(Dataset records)
- - - - - - -
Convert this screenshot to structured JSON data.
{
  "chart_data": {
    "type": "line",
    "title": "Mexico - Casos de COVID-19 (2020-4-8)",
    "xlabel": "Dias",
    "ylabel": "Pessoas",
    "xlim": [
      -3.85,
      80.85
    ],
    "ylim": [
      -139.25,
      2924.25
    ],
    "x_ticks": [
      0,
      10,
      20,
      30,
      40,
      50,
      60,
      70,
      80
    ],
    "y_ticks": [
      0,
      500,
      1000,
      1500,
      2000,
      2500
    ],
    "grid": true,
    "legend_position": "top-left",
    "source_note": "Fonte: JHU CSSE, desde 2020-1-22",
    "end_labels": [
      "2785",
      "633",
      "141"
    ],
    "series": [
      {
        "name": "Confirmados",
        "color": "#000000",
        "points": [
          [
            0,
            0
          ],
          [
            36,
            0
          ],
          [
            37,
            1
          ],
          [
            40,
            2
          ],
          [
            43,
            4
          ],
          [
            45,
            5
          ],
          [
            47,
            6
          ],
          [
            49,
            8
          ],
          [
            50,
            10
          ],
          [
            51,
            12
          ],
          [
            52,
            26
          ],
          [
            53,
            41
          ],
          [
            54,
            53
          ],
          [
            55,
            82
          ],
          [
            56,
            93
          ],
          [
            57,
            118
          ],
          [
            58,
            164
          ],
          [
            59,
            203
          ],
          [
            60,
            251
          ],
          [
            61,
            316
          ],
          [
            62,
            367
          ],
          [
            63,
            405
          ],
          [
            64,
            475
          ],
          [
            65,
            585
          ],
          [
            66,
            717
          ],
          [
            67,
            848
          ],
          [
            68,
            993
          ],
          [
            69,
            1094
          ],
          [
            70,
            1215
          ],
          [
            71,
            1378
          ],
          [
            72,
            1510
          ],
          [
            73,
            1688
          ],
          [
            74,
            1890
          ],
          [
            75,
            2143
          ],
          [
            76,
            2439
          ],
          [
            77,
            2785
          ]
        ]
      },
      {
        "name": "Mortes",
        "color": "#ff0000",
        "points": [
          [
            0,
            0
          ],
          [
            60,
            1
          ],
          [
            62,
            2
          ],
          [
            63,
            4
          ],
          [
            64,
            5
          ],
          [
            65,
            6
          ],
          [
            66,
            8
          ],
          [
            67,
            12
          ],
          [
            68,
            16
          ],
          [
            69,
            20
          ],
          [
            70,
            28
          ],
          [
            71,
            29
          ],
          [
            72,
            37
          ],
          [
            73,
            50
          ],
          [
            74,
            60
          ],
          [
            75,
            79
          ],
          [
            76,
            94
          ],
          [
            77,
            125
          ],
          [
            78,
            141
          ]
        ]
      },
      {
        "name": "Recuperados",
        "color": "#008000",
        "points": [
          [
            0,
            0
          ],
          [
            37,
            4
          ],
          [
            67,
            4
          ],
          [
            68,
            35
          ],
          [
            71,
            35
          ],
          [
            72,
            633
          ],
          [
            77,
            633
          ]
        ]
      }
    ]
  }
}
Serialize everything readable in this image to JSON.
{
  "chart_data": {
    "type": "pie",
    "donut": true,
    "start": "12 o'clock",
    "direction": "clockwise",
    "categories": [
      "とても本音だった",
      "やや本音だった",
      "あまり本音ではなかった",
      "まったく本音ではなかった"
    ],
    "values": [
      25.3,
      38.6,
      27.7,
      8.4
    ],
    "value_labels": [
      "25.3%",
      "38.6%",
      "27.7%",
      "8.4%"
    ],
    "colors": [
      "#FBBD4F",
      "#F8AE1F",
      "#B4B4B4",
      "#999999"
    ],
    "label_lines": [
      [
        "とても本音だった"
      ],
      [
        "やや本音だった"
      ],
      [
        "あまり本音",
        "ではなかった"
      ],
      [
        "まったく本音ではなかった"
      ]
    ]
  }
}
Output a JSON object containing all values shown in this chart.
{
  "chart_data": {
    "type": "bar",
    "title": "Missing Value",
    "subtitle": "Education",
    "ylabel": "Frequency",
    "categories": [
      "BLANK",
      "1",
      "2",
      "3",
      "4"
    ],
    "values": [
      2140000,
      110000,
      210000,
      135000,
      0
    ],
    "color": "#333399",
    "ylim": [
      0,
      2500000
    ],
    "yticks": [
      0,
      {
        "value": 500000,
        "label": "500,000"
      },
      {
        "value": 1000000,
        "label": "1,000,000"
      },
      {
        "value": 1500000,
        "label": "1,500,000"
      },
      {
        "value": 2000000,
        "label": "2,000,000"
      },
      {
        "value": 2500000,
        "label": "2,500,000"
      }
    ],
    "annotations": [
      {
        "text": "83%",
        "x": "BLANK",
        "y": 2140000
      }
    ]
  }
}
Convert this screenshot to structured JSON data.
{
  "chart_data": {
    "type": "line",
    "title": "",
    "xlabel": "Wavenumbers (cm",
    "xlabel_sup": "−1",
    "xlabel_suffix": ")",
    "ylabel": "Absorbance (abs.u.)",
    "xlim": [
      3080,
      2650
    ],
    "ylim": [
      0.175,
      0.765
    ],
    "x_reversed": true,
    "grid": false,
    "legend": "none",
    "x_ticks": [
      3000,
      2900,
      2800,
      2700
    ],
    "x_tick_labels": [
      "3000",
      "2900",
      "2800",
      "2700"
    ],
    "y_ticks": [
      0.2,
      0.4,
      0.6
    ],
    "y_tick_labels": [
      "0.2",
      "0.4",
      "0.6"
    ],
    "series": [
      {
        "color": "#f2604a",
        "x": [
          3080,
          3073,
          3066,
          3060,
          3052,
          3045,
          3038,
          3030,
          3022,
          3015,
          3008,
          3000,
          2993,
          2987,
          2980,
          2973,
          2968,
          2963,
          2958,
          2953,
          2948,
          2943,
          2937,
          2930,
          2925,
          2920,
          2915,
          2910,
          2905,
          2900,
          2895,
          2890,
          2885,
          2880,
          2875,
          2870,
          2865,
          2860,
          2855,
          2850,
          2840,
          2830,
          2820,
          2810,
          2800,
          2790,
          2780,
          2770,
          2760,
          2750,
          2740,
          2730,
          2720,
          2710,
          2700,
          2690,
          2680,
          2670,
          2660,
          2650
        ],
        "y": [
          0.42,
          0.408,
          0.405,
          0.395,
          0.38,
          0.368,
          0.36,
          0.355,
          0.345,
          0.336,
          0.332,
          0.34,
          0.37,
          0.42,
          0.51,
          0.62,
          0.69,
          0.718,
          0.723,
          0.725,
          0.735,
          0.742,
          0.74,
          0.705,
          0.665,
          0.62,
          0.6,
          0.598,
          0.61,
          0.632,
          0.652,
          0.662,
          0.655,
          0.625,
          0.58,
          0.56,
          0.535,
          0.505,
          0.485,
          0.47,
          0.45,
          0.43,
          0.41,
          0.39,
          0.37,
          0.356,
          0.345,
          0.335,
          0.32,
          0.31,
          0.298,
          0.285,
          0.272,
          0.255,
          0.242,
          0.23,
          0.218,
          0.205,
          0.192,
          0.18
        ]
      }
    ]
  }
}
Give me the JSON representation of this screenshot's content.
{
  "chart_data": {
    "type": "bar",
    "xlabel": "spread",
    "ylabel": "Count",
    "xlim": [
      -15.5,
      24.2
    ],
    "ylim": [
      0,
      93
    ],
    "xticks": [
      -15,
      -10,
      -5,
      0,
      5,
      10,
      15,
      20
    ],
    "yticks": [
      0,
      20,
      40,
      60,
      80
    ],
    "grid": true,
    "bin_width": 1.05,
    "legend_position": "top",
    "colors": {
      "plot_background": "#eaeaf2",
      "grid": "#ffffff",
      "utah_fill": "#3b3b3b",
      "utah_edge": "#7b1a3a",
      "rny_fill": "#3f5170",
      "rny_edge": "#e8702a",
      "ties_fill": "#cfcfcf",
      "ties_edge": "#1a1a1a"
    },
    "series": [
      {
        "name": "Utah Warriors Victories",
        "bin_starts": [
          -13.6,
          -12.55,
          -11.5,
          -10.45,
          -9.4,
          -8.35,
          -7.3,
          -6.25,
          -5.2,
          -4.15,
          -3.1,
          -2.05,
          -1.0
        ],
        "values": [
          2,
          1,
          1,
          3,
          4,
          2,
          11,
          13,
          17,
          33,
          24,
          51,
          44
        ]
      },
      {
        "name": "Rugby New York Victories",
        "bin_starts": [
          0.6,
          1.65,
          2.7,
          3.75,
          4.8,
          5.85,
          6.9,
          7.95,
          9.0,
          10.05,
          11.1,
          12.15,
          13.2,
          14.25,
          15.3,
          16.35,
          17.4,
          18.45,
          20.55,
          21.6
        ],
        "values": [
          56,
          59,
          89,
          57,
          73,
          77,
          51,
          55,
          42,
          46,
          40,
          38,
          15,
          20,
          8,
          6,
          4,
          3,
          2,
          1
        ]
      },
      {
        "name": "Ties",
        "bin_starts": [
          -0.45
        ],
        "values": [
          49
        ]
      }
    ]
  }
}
- - - - - - -
▸ WRITTEN REQUEST: Read through the lines above and collect those that contain the string "JSON".

▸ RESULT:
Convert this screenshot to structured JSON data.
Serialize everything readable in this image to JSON.
Output a JSON object containing all values shown in this chart.
Convert this screenshot to structured JSON data.
Give me the JSON representation of this screenshot's content.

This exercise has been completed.